◆ SET PROBLEM: Convert every line of the records below into a JSON list of strings, one string per line, skipping blank lines.

◆ DATA FOR THIS TASK:
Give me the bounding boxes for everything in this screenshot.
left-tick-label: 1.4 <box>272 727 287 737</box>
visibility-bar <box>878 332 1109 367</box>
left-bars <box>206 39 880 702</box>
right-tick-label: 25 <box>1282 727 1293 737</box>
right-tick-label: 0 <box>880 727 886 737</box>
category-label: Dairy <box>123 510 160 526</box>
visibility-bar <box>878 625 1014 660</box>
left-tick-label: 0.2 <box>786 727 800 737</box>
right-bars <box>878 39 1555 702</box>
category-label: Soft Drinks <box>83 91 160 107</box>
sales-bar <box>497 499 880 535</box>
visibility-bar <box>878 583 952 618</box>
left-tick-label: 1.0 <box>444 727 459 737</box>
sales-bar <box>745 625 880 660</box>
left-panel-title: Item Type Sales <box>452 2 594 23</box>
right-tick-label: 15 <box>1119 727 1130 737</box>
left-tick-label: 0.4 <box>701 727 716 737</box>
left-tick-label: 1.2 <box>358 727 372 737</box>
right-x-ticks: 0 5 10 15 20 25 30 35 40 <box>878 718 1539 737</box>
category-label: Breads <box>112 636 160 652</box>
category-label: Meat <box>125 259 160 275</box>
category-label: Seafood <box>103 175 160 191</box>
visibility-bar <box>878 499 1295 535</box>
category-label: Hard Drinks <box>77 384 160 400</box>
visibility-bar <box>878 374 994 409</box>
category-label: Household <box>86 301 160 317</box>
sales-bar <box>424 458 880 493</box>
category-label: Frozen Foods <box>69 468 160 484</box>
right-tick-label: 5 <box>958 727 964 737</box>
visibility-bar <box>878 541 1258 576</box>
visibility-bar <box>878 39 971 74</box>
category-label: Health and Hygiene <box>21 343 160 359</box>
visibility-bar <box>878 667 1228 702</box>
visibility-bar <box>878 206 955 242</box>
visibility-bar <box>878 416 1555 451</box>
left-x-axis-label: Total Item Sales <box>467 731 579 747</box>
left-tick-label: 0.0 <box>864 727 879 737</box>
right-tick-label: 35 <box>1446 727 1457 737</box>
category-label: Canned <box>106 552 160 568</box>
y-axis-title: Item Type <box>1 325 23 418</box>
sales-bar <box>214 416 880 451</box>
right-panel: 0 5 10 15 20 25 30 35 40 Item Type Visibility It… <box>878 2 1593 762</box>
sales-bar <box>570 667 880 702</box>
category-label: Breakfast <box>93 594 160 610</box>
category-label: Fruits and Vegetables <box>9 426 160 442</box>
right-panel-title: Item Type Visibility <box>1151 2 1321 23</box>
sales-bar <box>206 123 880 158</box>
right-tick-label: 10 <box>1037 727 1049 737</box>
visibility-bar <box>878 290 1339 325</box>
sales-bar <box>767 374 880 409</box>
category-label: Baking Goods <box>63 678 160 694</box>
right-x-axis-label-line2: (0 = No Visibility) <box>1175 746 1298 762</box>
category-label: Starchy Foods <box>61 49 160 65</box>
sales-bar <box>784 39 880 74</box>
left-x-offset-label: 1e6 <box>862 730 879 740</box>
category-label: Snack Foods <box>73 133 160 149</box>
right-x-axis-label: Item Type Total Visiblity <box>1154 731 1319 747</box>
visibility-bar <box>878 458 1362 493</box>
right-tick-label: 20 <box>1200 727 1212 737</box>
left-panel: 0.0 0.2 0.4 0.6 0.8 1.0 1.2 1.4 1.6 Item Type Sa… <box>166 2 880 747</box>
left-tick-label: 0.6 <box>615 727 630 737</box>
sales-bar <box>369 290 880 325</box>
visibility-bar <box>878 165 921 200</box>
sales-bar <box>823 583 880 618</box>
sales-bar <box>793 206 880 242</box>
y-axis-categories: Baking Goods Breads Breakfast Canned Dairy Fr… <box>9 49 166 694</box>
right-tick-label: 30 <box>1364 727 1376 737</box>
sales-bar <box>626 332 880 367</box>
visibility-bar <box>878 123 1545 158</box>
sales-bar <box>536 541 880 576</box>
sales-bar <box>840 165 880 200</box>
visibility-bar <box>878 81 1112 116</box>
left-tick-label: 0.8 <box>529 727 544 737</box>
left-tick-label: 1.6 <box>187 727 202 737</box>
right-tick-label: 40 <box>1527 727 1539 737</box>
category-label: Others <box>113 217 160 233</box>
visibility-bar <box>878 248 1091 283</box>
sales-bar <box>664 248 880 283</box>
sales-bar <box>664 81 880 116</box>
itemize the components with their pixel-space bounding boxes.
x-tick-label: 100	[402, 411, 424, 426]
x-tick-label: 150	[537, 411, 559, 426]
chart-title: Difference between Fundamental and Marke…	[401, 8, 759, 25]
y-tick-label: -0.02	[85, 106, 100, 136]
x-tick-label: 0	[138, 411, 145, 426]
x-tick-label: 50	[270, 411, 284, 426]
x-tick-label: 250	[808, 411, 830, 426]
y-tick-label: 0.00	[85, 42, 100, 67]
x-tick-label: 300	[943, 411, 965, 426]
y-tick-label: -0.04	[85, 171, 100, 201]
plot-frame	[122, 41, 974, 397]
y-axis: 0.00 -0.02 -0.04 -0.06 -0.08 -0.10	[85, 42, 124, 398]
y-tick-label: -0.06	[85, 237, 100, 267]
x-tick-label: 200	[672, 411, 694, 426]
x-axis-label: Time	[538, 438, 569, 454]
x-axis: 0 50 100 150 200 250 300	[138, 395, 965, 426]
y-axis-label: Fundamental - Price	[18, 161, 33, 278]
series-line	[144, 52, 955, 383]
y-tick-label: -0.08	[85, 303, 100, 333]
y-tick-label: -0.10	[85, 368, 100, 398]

◆ THE RESPONSE:
[
  "Give me the bounding boxes for everything in this screenshot.",
  "left-tick-label: 1.4 <box>272 727 287 737</box>",
  "visibility-bar <box>878 332 1109 367</box>",
  "left-bars <box>206 39 880 702</box>",
  "right-tick-label: 25 <box>1282 727 1293 737</box>",
  "right-tick-label: 0 <box>880 727 886 737</box>",
  "category-label: Dairy <box>123 510 160 526</box>",
  "visibility-bar <box>878 625 1014 660</box>",
  "left-tick-label: 0.2 <box>786 727 800 737</box>",
  "right-bars <box>878 39 1555 702</box>",
  "category-label: Soft Drinks <box>83 91 160 107</box>",
  "sales-bar <box>497 499 880 535</box>",
  "visibility-bar <box>878 583 952 618</box>",
  "left-tick-label: 1.0 <box>444 727 459 737</box>",
  "sales-bar <box>745 625 880 660</box>",
  "left-panel-title: Item Type Sales <box>452 2 594 23</box>",
  "right-tick-label: 15 <box>1119 727 1130 737</box>",
  "left-tick-label: 0.4 <box>701 727 716 737</box>",
  "left-tick-label: 1.2 <box>358 727 372 737</box>",
  "right-x-ticks: 0 5 10 15 20 25 30 35 40 <box>878 718 1539 737</box>",
  "category-label: Breads <box>112 636 160 652</box>",
  "category-label: Meat <box>125 259 160 275</box>",
  "category-label: Seafood <box>103 175 160 191</box>",
  "visibility-bar <box>878 499 1295 535</box>",
  "category-label: Hard Drinks <box>77 384 160 400</box>",
  "visibility-bar <box>878 374 994 409</box>",
  "category-label: Household <box>86 301 160 317</box>",
  "sales-bar <box>424 458 880 493</box>",
  "category-label: Frozen Foods <box>69 468 160 484</box>",
  "right-tick-label: 5 <box>958 727 964 737</box>",
  "visibility-bar <box>878 541 1258 576</box>",
  "visibility-bar <box>878 39 971 74</box>",
  "category-label: Health and Hygiene <box>21 343 160 359</box>",
  "visibility-bar <box>878 667 1228 702</box>",
  "visibility-bar <box>878 206 955 242</box>",
  "visibility-bar <box>878 416 1555 451</box>",
  "left-x-axis-label: Total Item Sales <box>467 731 579 747</box>",
  "left-tick-label: 0.0 <box>864 727 879 737</box>",
  "right-tick-label: 35 <box>1446 727 1457 737</box>",
  "category-label: Canned <box>106 552 160 568</box>",
  "y-axis-title: Item Type <box>1 325 23 418</box>",
  "sales-bar <box>214 416 880 451</box>",
  "right-panel: 0 5 10 15 20 25 30 35 40 Item Type Visibility It… <box>878 2 1593 762</box>",
  "sales-bar <box>570 667 880 702</box>",
  "category-label: Breakfast <box>93 594 160 610</box>",
  "category-label: Fruits and Vegetables <box>9 426 160 442</box>",
  "right-panel-title: Item Type Visibility <box>1151 2 1321 23</box>",
  "sales-bar <box>206 123 880 158</box>",
  "right-tick-label: 10 <box>1037 727 1049 737</box>",
  "visibility-bar <box>878 290 1339 325</box>",
  "sales-bar <box>767 374 880 409</box>",
  "category-label: Baking Goods <box>63 678 160 694</box>",
  "right-x-axis-label-line2: (0 = No Visibility) <box>1175 746 1298 762</box>",
  "category-label: Starchy Foods <box>61 49 160 65</box>",
  "sales-bar <box>784 39 880 74</box>",
  "left-x-offset-label: 1e6 <box>862 730 879 740</box>",
  "category-label: Snack Foods <box>73 133 160 149</box>",
  "right-x-axis-label: Item Type Total Visiblity <box>1154 731 1319 747</box>",
  "visibility-bar <box>878 458 1362 493</box>",
  "right-tick-label: 20 <box>1200 727 1212 737</box>",
  "left-panel: 0.0 0.2 0.4 0.6 0.8 1.0 1.2 1.4 1.6 Item Type Sa… <box>166 2 880 747</box>",
  "left-tick-label: 0.6 <box>615 727 630 737</box>",
  "sales-bar <box>369 290 880 325</box>",
  "visibility-bar <box>878 165 921 200</box>",
  "sales-bar <box>823 583 880 618</box>",
  "sales-bar <box>793 206 880 242</box>",
  "y-axis-categories: Baking Goods Breads Breakfast Canned Dairy Fr… <box>9 49 166 694</box>",
  "right-tick-label: 30 <box>1364 727 1376 737</box>",
  "sales-bar <box>626 332 880 367</box>",
  "visibility-bar <box>878 123 1545 158</box>",
  "sales-bar <box>536 541 880 576</box>",
  "sales-bar <box>840 165 880 200</box>",
  "visibility-bar <box>878 81 1112 116</box>",
  "left-tick-label: 0.8 <box>529 727 544 737</box>",
  "left-tick-label: 1.6 <box>187 727 202 737</box>",
  "right-tick-label: 40 <box>1527 727 1539 737</box>",
  "category-label: Others <box>113 217 160 233</box>",
  "visibility-bar <box>878 248 1091 283</box>",
  "sales-bar <box>664 248 880 283</box>",
  "sales-bar <box>664 81 880 116</box>",
  "itemize the components with their pixel-space bounding boxes.",
  "x-tick-label: 100\t[402, 411, 424, 426]",
  "x-tick-label: 150\t[537, 411, 559, 426]",
  "chart-title: Difference between Fundamental and Marke…\t[401, 8, 759, 25]",
  "y-tick-label: -0.02\t[85, 106, 100, 136]",
  "x-tick-label: 0\t[138, 411, 145, 426]",
  "x-tick-label: 50\t[270, 411, 284, 426]",
  "x-tick-label: 250\t[808, 411, 830, 426]",
  "y-tick-label: 0.00\t[85, 42, 100, 67]",
  "x-tick-label: 300\t[943, 411, 965, 426]",
  "y-tick-label: -0.04\t[85, 171, 100, 201]",
  "plot-frame\t[122, 41, 974, 397]",
  "y-axis: 0.00 -0.02 -0.04 -0.06 -0.08 -0.10\t[85, 42, 124, 398]",
  "y-tick-label: -0.06\t[85, 237, 100, 267]",
  "x-tick-label: 200\t[672, 411, 694, 426]",
  "x-axis-label: Time\t[538, 438, 569, 454]",
  "x-axis: 0 50 100 150 200 250 300\t[138, 395, 965, 426]",
  "y-axis-label: Fundamental - Price\t[18, 161, 33, 278]",
  "series-line\t[144, 52, 955, 383]",
  "y-tick-label: -0.08\t[85, 303, 100, 333]",
  "y-tick-label: -0.10\t[85, 368, 100, 398]"
]